Data extracted from a collection
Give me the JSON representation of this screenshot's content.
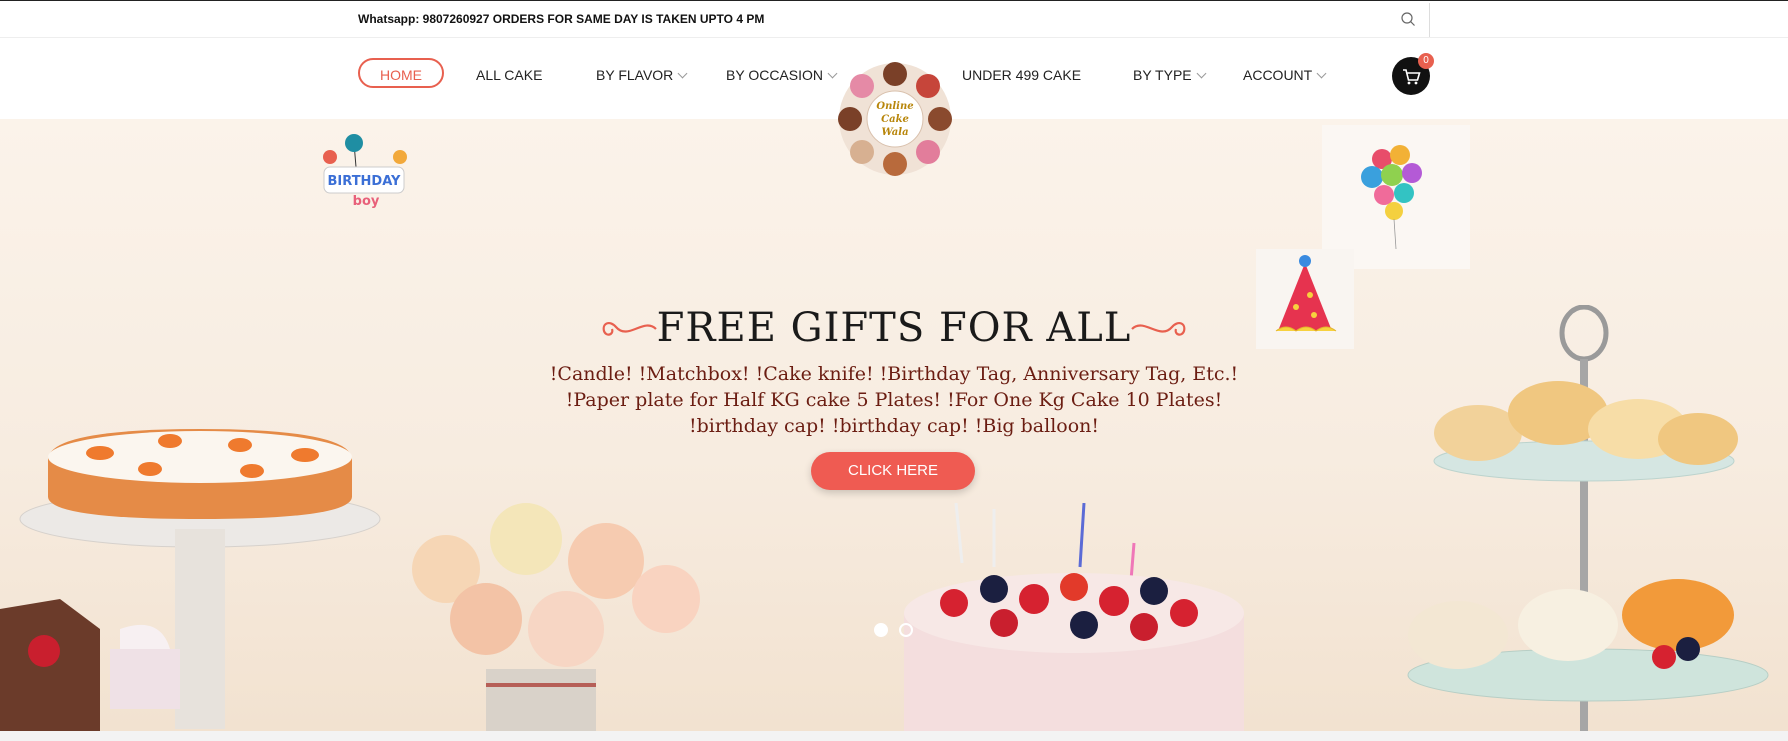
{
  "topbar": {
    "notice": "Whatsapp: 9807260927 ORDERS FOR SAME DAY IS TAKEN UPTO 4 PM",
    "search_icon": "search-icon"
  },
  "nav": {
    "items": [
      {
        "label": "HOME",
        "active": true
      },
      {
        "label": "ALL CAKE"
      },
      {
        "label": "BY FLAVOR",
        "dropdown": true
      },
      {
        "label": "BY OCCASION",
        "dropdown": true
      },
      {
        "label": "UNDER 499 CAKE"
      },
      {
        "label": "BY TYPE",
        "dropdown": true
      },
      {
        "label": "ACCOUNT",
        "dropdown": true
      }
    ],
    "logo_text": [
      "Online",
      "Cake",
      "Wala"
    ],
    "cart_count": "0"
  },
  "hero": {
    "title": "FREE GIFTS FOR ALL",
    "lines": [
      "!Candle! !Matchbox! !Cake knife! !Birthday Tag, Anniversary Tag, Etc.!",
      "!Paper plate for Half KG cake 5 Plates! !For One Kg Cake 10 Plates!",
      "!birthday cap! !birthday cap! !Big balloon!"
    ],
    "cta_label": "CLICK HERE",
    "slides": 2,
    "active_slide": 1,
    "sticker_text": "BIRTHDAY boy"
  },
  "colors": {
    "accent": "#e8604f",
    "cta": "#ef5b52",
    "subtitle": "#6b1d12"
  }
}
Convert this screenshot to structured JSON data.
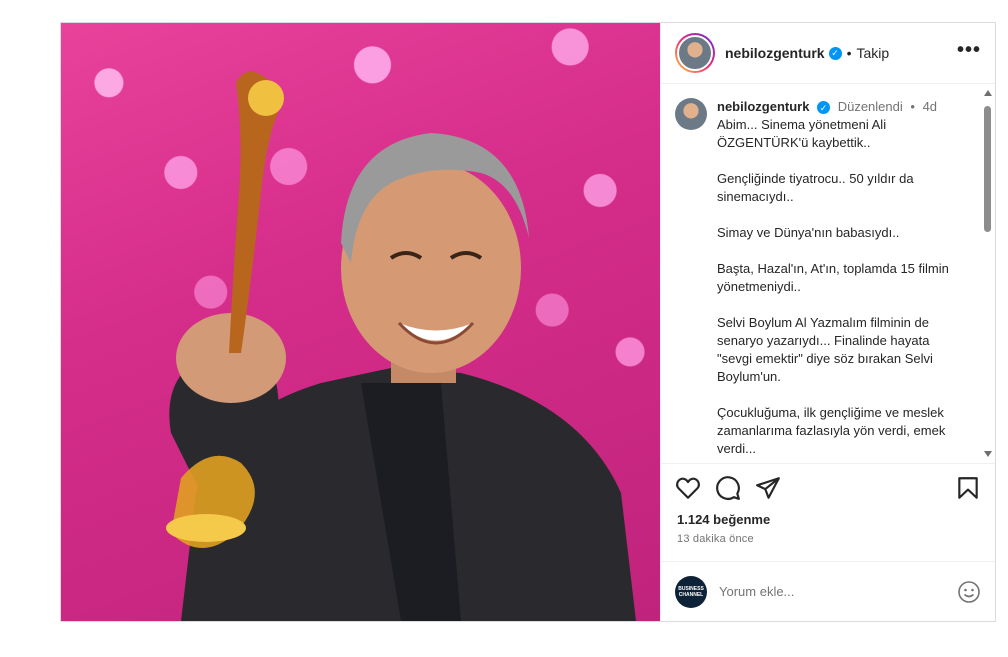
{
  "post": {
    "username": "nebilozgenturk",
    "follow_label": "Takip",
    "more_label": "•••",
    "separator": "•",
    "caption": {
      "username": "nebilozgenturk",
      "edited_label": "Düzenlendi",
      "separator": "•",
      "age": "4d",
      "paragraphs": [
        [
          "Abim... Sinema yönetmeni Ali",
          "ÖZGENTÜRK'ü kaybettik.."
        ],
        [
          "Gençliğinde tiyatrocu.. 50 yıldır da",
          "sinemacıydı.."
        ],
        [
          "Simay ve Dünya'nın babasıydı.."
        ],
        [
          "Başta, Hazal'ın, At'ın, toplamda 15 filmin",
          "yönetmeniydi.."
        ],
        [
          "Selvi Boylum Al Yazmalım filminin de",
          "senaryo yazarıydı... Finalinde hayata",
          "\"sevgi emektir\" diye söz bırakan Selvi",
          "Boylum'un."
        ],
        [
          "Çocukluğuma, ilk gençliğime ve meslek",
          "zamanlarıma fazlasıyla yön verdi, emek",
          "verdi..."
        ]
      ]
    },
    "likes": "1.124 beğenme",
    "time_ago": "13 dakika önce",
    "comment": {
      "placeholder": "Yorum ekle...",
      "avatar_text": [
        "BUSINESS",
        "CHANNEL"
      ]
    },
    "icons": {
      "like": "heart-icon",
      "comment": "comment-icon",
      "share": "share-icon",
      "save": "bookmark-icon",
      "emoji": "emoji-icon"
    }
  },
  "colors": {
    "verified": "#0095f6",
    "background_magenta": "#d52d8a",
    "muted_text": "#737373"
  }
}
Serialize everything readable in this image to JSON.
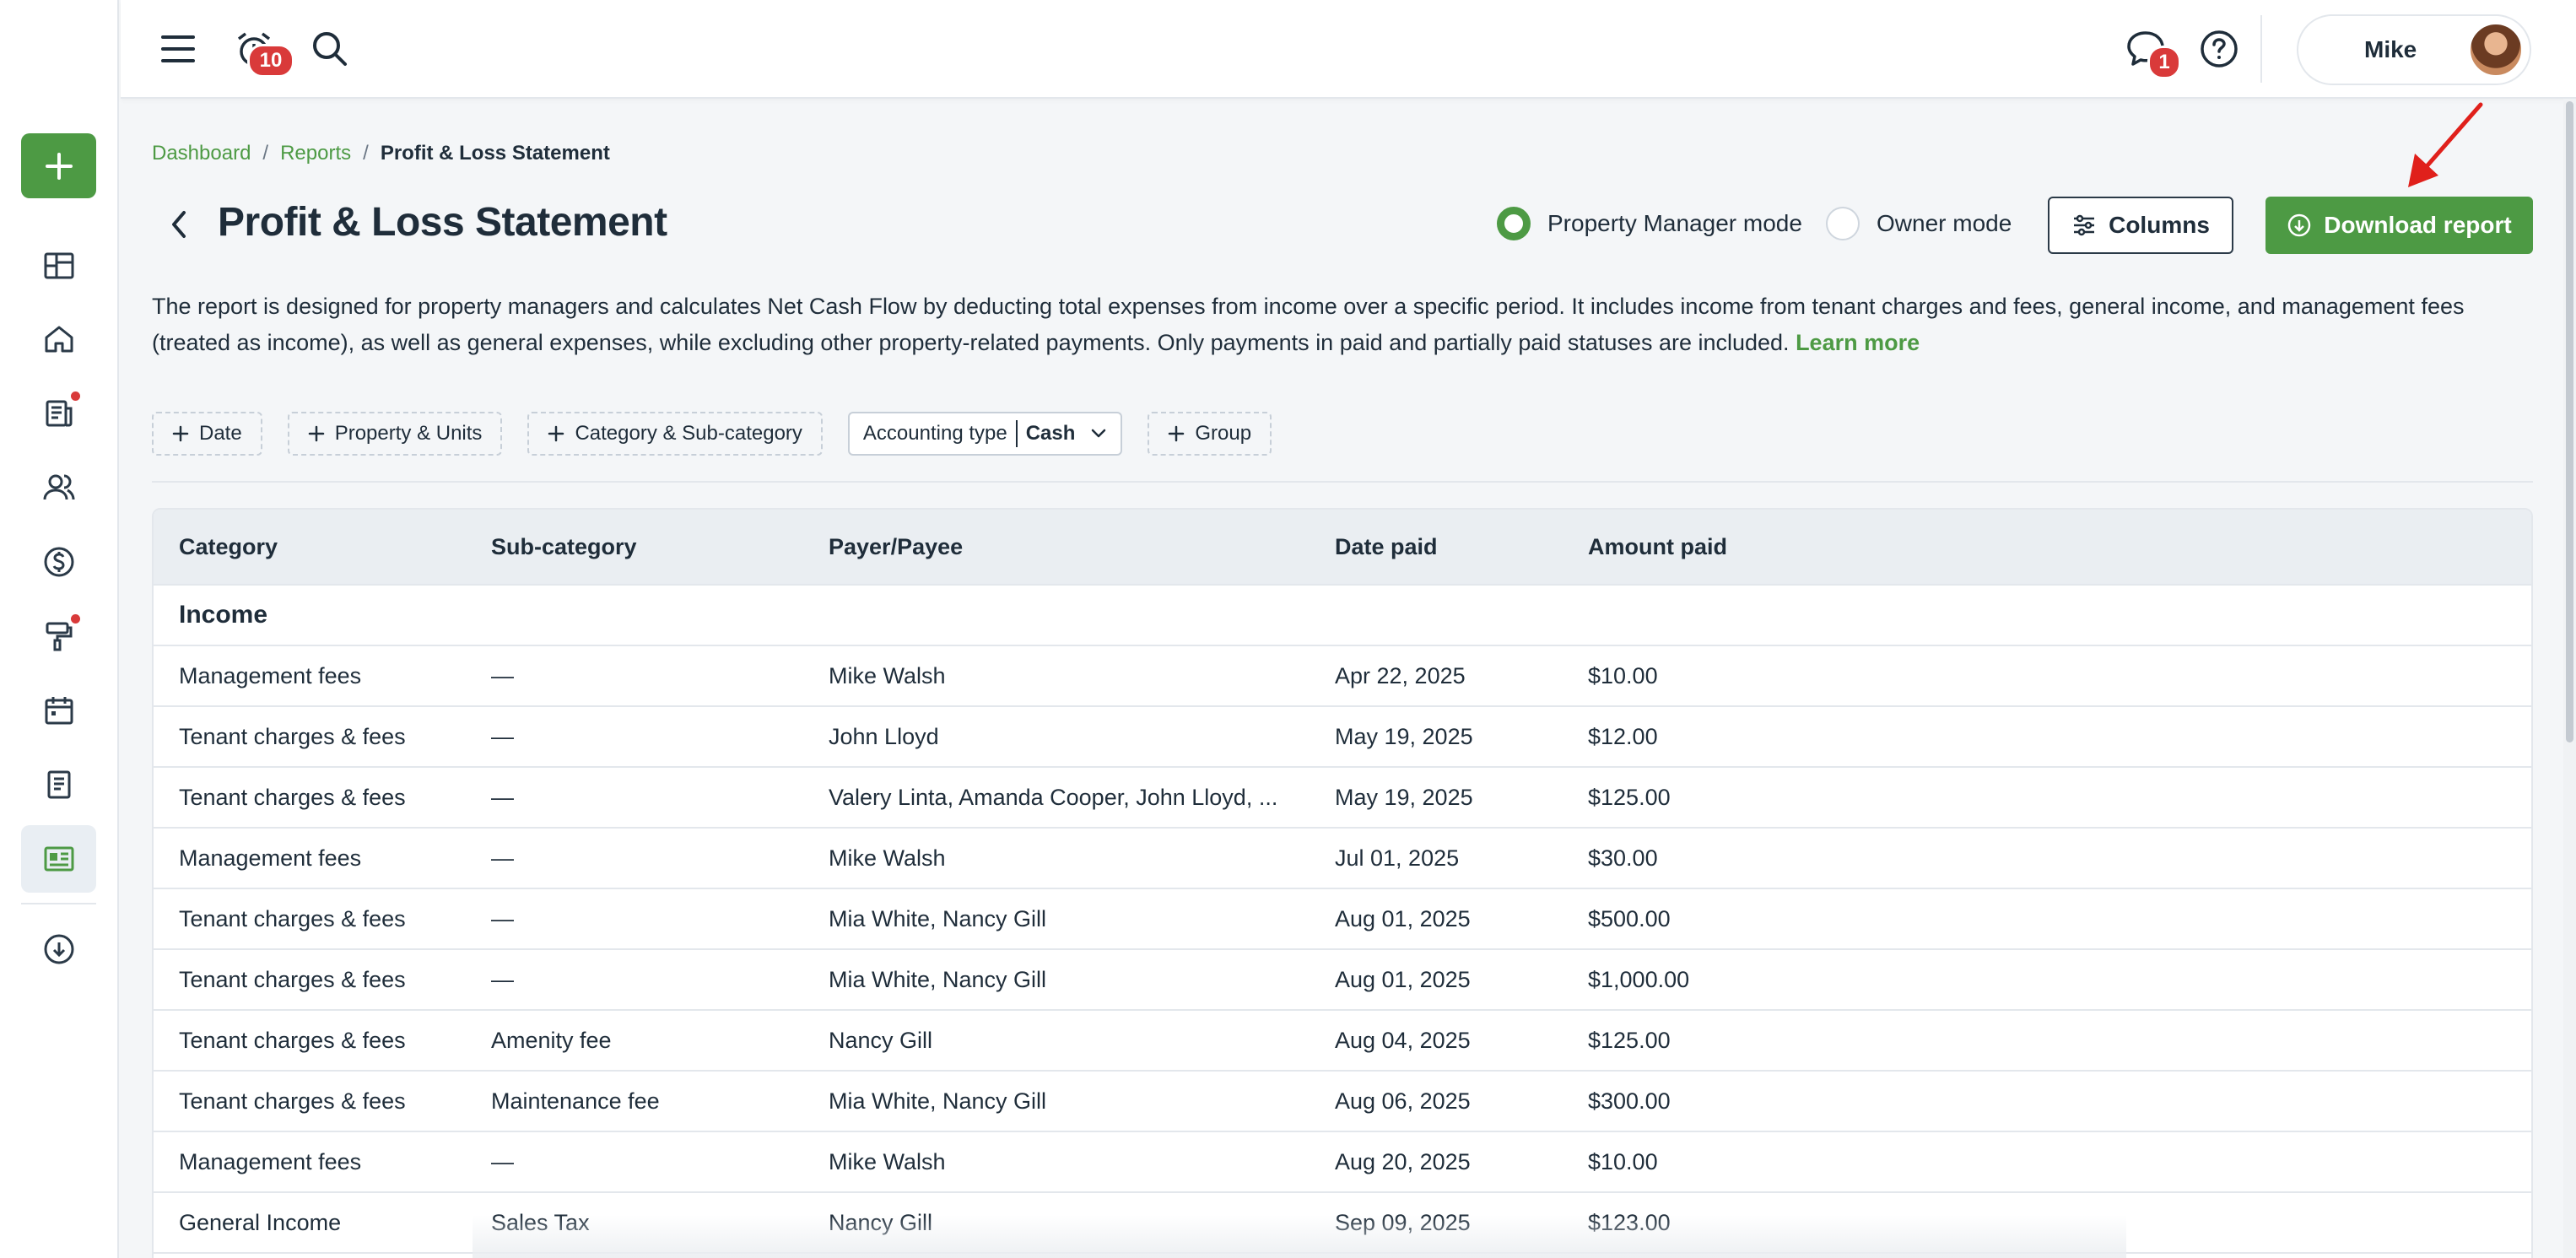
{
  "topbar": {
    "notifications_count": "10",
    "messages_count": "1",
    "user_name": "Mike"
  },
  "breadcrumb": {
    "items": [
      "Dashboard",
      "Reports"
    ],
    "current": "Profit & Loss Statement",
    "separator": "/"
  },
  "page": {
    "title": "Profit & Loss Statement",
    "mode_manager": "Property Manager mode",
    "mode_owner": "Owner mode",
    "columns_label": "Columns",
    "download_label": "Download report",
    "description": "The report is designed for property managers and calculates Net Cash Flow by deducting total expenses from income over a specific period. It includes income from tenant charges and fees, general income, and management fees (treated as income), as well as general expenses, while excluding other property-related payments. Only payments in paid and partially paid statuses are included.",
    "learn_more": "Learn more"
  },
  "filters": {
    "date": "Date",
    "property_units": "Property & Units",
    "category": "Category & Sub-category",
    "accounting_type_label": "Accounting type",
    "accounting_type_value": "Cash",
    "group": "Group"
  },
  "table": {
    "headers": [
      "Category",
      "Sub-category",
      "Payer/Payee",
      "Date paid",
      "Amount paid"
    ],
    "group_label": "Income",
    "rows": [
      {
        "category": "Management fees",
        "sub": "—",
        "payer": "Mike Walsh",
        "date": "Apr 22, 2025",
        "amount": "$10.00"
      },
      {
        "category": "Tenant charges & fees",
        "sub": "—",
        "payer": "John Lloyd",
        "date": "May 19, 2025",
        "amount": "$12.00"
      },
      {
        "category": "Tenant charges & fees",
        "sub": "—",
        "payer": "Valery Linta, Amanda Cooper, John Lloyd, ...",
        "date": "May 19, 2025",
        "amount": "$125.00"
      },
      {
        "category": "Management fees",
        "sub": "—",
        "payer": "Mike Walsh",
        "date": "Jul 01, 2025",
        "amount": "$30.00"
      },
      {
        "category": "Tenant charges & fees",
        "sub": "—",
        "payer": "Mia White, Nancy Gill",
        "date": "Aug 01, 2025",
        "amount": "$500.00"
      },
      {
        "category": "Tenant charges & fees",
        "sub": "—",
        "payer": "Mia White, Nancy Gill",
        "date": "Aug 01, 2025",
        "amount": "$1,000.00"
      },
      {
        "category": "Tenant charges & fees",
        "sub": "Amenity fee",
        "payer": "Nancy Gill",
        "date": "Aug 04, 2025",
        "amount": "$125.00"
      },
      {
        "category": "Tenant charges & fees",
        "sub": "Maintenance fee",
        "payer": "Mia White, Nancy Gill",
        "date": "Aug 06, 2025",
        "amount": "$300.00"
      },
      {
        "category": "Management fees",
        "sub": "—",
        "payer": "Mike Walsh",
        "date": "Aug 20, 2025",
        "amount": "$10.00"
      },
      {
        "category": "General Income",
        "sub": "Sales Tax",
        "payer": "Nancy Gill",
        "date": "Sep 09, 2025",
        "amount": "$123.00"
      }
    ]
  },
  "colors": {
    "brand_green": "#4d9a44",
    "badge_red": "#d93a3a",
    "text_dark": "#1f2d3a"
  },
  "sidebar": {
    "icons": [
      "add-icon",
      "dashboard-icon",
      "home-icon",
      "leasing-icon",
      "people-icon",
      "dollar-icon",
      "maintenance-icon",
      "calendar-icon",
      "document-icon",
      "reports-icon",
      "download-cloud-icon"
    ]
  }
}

● **Work required**:
Without including any picture, retype the entries exactly.

● **Solution below**:
Give me the JSON representation of this screenshot's content.
{
  "topbar": {
    "notice": "Whatsapp: 9807260927 ORDERS FOR SAME DAY IS TAKEN UPTO 4 PM",
    "search_icon": "search-icon"
  },
  "nav": {
    "items": [
      {
        "label": "HOME",
        "active": true
      },
      {
        "label": "ALL CAKE"
      },
      {
        "label": "BY FLAVOR",
        "dropdown": true
      },
      {
        "label": "BY OCCASION",
        "dropdown": true
      },
      {
        "label": "UNDER 499 CAKE"
      },
      {
        "label": "BY TYPE",
        "dropdown": true
      },
      {
        "label": "ACCOUNT",
        "dropdown": true
      }
    ],
    "logo_text": [
      "Online",
      "Cake",
      "Wala"
    ],
    "cart_count": "0"
  },
  "hero": {
    "title": "FREE GIFTS FOR ALL",
    "lines": [
      "!Candle! !Matchbox! !Cake knife! !Birthday Tag, Anniversary Tag, Etc.!",
      "!Paper plate for Half KG cake 5 Plates! !For One Kg Cake 10 Plates!",
      "!birthday cap! !birthday cap! !Big balloon!"
    ],
    "cta_label": "CLICK HERE",
    "slides": 2,
    "active_slide": 1,
    "sticker_text": "BIRTHDAY boy"
  },
  "colors": {
    "accent": "#e8604f",
    "cta": "#ef5b52",
    "subtitle": "#6b1d12"
  }
}
Convert this screenshot to structured JSON data.
{
  "post": {
    "username": "nebilozgenturk",
    "follow_label": "Takip",
    "more_label": "•••",
    "separator": "•",
    "caption": {
      "username": "nebilozgenturk",
      "edited_label": "Düzenlendi",
      "separator": "•",
      "age": "4d",
      "paragraphs": [
        [
          "Abim... Sinema yönetmeni Ali",
          "ÖZGENTÜRK'ü kaybettik.."
        ],
        [
          "Gençliğinde tiyatrocu.. 50 yıldır da",
          "sinemacıydı.."
        ],
        [
          "Simay ve Dünya'nın babasıydı.."
        ],
        [
          "Başta, Hazal'ın, At'ın, toplamda 15 filmin",
          "yönetmeniydi.."
        ],
        [
          "Selvi Boylum Al Yazmalım filminin de",
          "senaryo yazarıydı... Finalinde hayata",
          "\"sevgi emektir\" diye söz bırakan Selvi",
          "Boylum'un."
        ],
        [
          "Çocukluğuma, ilk gençliğime ve meslek",
          "zamanlarıma fazlasıyla yön verdi, emek",
          "verdi..."
        ]
      ]
    },
    "likes": "1.124 beğenme",
    "time_ago": "13 dakika önce",
    "comment": {
      "placeholder": "Yorum ekle...",
      "avatar_text": [
        "BUSINESS",
        "CHANNEL"
      ]
    },
    "icons": {
      "like": "heart-icon",
      "comment": "comment-icon",
      "share": "share-icon",
      "save": "bookmark-icon",
      "emoji": "emoji-icon"
    }
  },
  "colors": {
    "verified": "#0095f6",
    "background_magenta": "#d52d8a",
    "muted_text": "#737373"
  }
}
Serialize everything readable in this image to JSON.
{
  "topbar": {
    "notifications_count": "10",
    "messages_count": "1",
    "user_name": "Mike"
  },
  "breadcrumb": {
    "items": [
      "Dashboard",
      "Reports"
    ],
    "current": "Profit & Loss Statement",
    "separator": "/"
  },
  "page": {
    "title": "Profit & Loss Statement",
    "mode_manager": "Property Manager mode",
    "mode_owner": "Owner mode",
    "columns_label": "Columns",
    "download_label": "Download report",
    "description": "The report is designed for property managers and calculates Net Cash Flow by deducting total expenses from income over a specific period. It includes income from tenant charges and fees, general income, and management fees (treated as income), as well as general expenses, while excluding other property-related payments. Only payments in paid and partially paid statuses are included.",
    "learn_more": "Learn more"
  },
  "filters": {
    "date": "Date",
    "property_units": "Property & Units",
    "category": "Category & Sub-category",
    "accounting_type_label": "Accounting type",
    "accounting_type_value": "Cash",
    "group": "Group"
  },
  "table": {
    "headers": [
      "Category",
      "Sub-category",
      "Payer/Payee",
      "Date paid",
      "Amount paid"
    ],
    "group_label": "Income",
    "rows": [
      {
        "category": "Management fees",
        "sub": "—",
        "payer": "Mike Walsh",
        "date": "Apr 22, 2025",
        "amount": "$10.00"
      },
      {
        "category": "Tenant charges & fees",
        "sub": "—",
        "payer": "John Lloyd",
        "date": "May 19, 2025",
        "amount": "$12.00"
      },
      {
        "category": "Tenant charges & fees",
        "sub": "—",
        "payer": "Valery Linta, Amanda Cooper, John Lloyd, ...",
        "date": "May 19, 2025",
        "amount": "$125.00"
      },
      {
        "category": "Management fees",
        "sub": "—",
        "payer": "Mike Walsh",
        "date": "Jul 01, 2025",
        "amount": "$30.00"
      },
      {
        "category": "Tenant charges & fees",
        "sub": "—",
        "payer": "Mia White, Nancy Gill",
        "date": "Aug 01, 2025",
        "amount": "$500.00"
      },
      {
        "category": "Tenant charges & fees",
        "sub": "—",
        "payer": "Mia White, Nancy Gill",
        "date": "Aug 01, 2025",
        "amount": "$1,000.00"
      },
      {
        "category": "Tenant charges & fees",
        "sub": "Amenity fee",
        "payer": "Nancy Gill",
        "date": "Aug 04, 2025",
        "amount": "$125.00"
      },
      {
        "category": "Tenant charges & fees",
        "sub": "Maintenance fee",
        "payer": "Mia White, Nancy Gill",
        "date": "Aug 06, 2025",
        "amount": "$300.00"
      },
      {
        "category": "Management fees",
        "sub": "—",
        "payer": "Mike Walsh",
        "date": "Aug 20, 2025",
        "amount": "$10.00"
      },
      {
        "category": "General Income",
        "sub": "Sales Tax",
        "payer": "Nancy Gill",
        "date": "Sep 09, 2025",
        "amount": "$123.00"
      }
    ]
  },
  "colors": {
    "brand_green": "#4d9a44",
    "badge_red": "#d93a3a",
    "text_dark": "#1f2d3a"
  },
  "sidebar": {
    "icons": [
      "add-icon",
      "dashboard-icon",
      "home-icon",
      "leasing-icon",
      "people-icon",
      "dollar-icon",
      "maintenance-icon",
      "calendar-icon",
      "document-icon",
      "reports-icon",
      "download-cloud-icon"
    ]
  }
}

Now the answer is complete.